PROBLEM REQUIREMENTS → Say how many lines include "Board", with no words around the number.

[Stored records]
▬▬▬
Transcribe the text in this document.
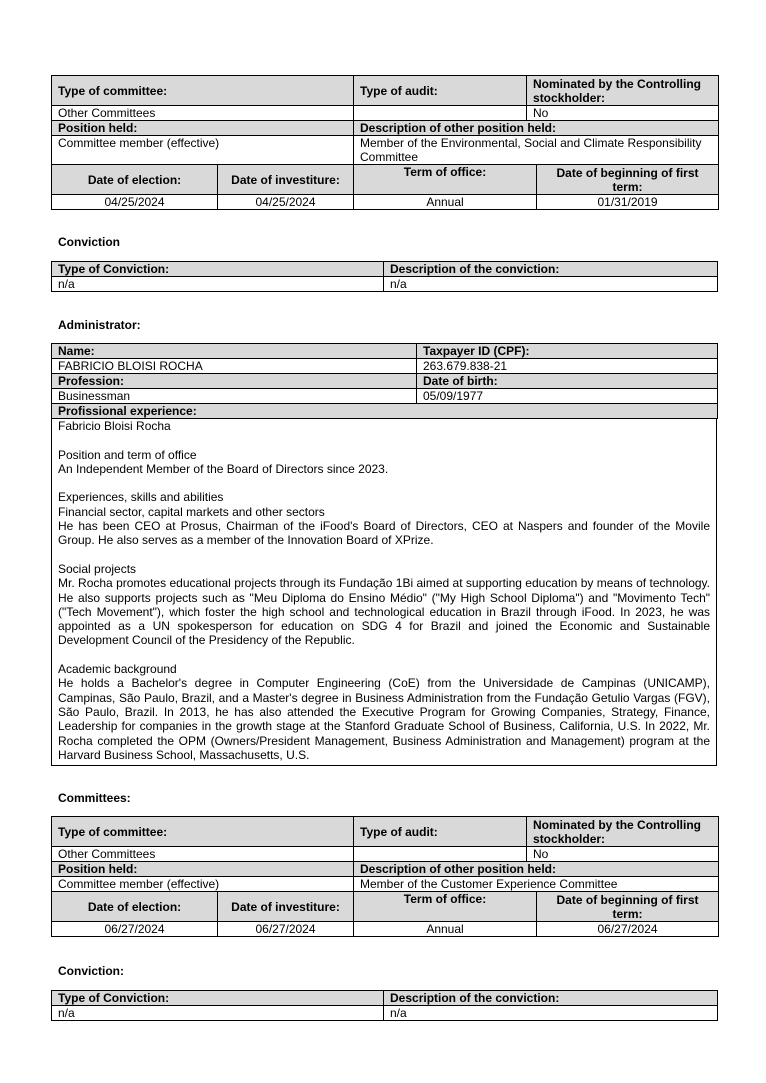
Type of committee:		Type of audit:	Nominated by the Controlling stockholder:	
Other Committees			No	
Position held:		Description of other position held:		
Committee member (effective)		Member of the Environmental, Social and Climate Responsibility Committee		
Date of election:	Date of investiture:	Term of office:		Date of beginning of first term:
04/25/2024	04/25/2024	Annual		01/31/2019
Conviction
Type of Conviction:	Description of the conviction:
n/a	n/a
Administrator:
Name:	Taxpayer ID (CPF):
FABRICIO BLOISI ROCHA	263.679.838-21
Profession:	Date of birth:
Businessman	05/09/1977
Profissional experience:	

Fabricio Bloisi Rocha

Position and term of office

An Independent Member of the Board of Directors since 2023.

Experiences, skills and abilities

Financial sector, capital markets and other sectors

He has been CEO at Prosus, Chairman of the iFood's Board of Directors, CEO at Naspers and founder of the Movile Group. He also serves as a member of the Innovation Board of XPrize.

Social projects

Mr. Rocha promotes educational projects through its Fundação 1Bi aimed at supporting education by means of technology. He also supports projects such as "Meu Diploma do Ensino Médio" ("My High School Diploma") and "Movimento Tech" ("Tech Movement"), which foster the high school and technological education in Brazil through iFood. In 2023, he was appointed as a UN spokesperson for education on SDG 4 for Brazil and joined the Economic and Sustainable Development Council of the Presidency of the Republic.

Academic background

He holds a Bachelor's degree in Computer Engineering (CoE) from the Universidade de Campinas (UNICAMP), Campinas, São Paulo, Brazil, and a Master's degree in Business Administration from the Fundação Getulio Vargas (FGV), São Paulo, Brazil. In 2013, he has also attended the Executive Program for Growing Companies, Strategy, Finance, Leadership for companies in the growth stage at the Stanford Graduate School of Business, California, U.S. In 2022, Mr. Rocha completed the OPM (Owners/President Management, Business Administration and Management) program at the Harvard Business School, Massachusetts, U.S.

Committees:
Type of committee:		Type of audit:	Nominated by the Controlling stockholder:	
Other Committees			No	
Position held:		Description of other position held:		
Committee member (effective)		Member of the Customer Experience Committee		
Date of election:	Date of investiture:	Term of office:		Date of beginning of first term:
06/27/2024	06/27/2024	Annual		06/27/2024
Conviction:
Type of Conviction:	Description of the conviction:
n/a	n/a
▬▬▬
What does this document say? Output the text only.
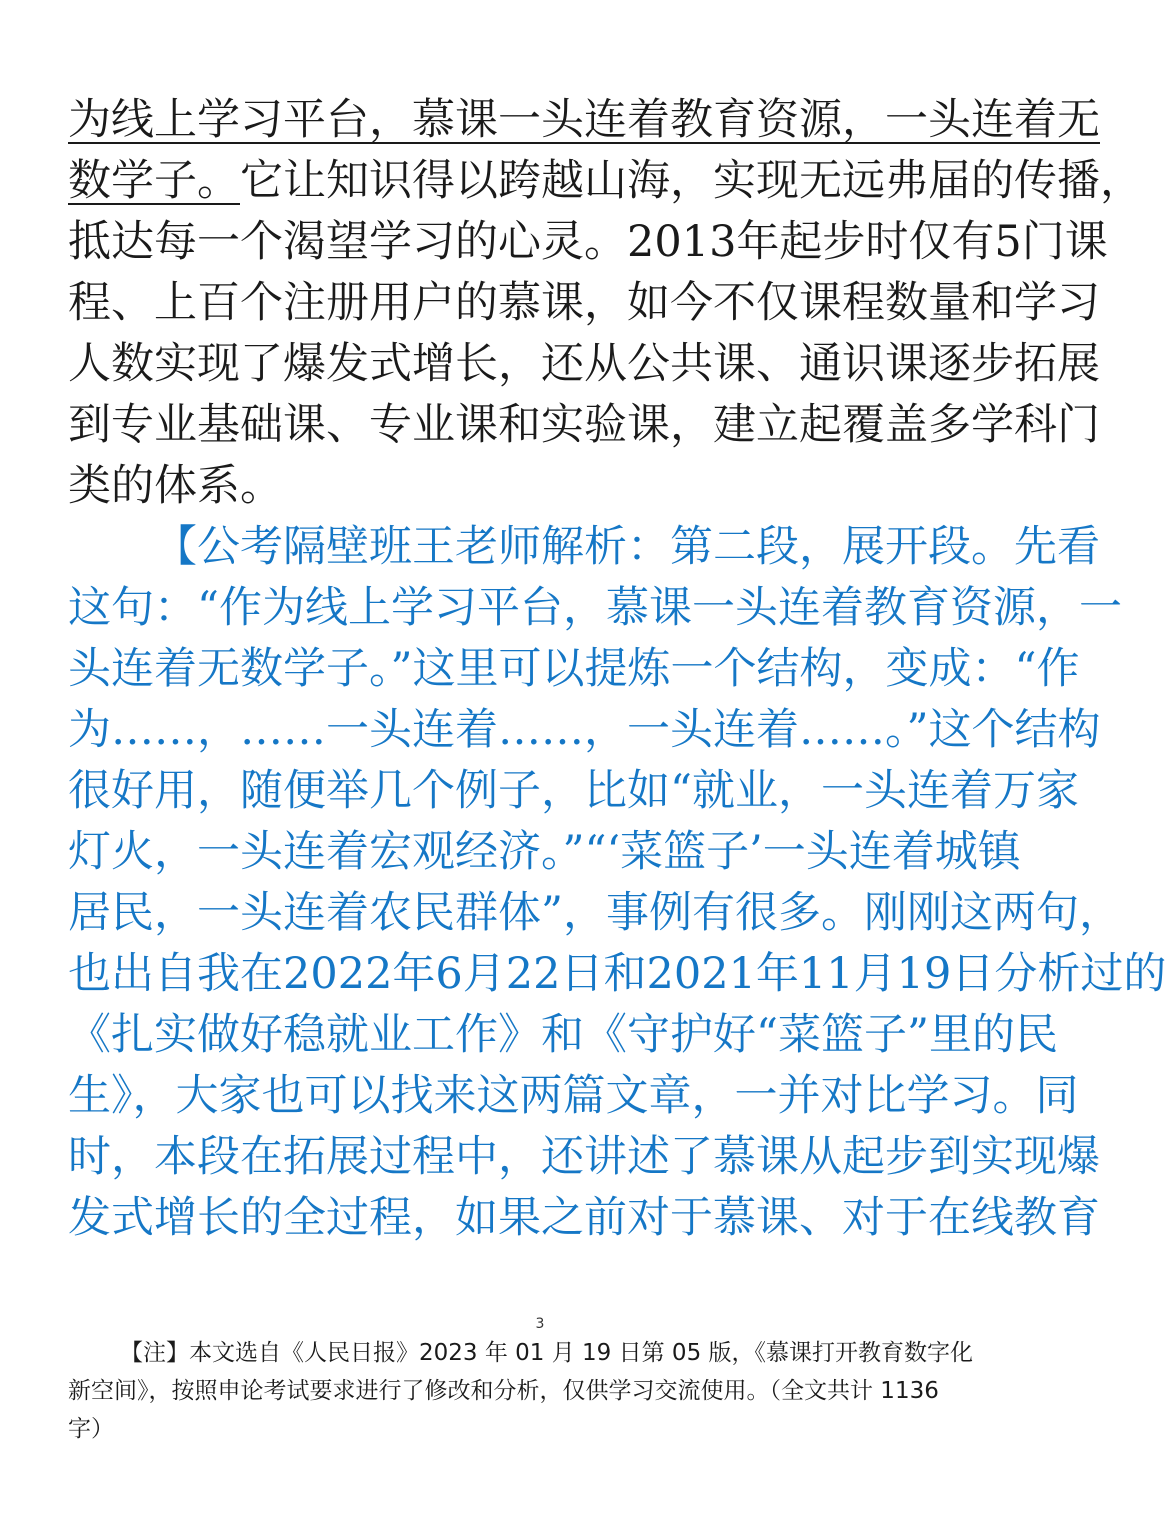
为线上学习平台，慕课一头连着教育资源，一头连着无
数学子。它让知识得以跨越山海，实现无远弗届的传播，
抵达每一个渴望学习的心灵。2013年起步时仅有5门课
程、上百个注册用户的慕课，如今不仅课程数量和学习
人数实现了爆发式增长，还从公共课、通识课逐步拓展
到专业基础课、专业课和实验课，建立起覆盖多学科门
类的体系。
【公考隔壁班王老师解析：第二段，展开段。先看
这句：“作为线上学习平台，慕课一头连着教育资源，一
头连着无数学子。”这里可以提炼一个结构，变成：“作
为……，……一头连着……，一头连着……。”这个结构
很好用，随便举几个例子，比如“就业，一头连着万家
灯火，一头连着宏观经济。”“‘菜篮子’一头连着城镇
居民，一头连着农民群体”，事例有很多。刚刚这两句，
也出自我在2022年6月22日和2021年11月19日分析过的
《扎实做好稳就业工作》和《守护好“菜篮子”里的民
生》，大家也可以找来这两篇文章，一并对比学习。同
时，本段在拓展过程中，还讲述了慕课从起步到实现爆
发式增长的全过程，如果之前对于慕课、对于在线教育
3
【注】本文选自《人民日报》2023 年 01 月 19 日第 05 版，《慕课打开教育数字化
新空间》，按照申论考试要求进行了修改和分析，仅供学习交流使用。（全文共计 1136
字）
▬▬▬
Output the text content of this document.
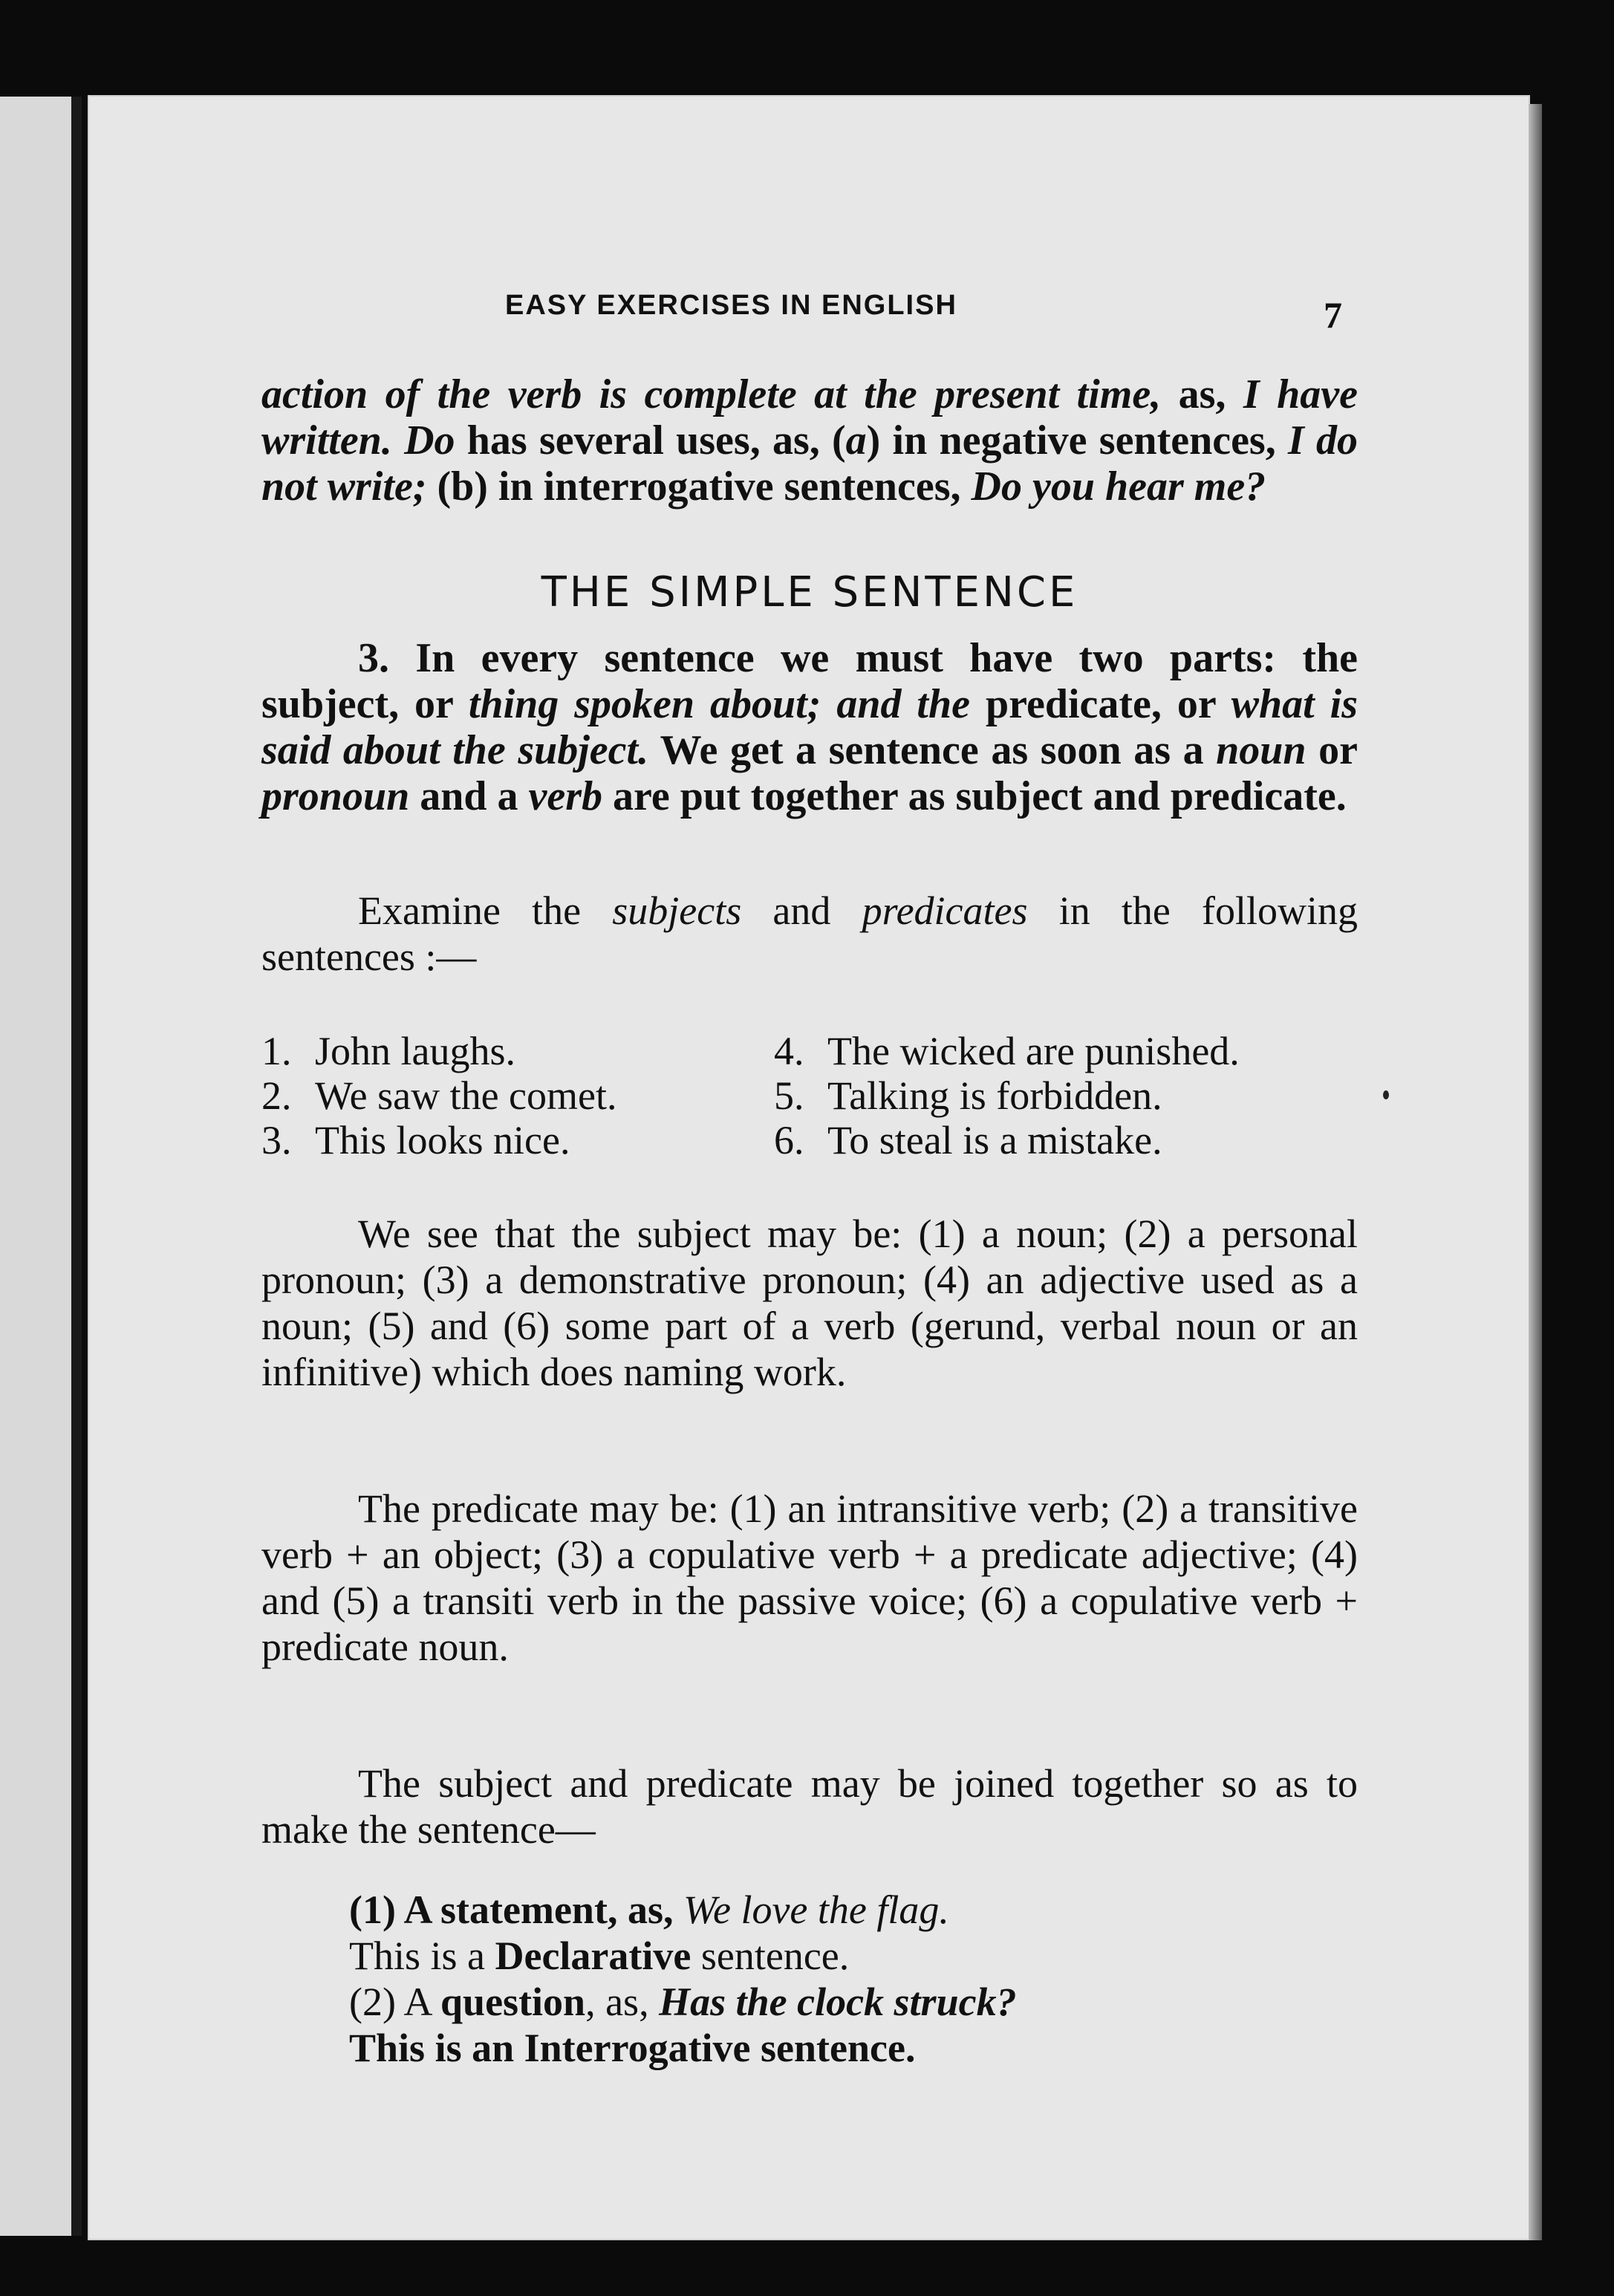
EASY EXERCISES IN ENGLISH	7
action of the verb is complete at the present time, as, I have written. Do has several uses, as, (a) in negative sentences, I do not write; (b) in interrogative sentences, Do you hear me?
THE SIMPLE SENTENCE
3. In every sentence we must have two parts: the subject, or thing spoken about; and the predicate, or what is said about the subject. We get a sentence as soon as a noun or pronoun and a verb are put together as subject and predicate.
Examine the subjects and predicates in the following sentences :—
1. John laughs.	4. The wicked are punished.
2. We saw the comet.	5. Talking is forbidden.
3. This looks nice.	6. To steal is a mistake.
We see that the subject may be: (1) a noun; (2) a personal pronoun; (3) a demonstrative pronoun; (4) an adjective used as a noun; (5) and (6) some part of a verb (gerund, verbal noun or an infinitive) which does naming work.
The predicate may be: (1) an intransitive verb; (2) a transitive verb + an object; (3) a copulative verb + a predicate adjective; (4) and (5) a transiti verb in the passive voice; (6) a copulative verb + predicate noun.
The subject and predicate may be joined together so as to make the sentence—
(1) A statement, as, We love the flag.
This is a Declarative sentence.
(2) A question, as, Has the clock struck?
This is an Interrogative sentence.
▬▬▬
TASK RESULT → 2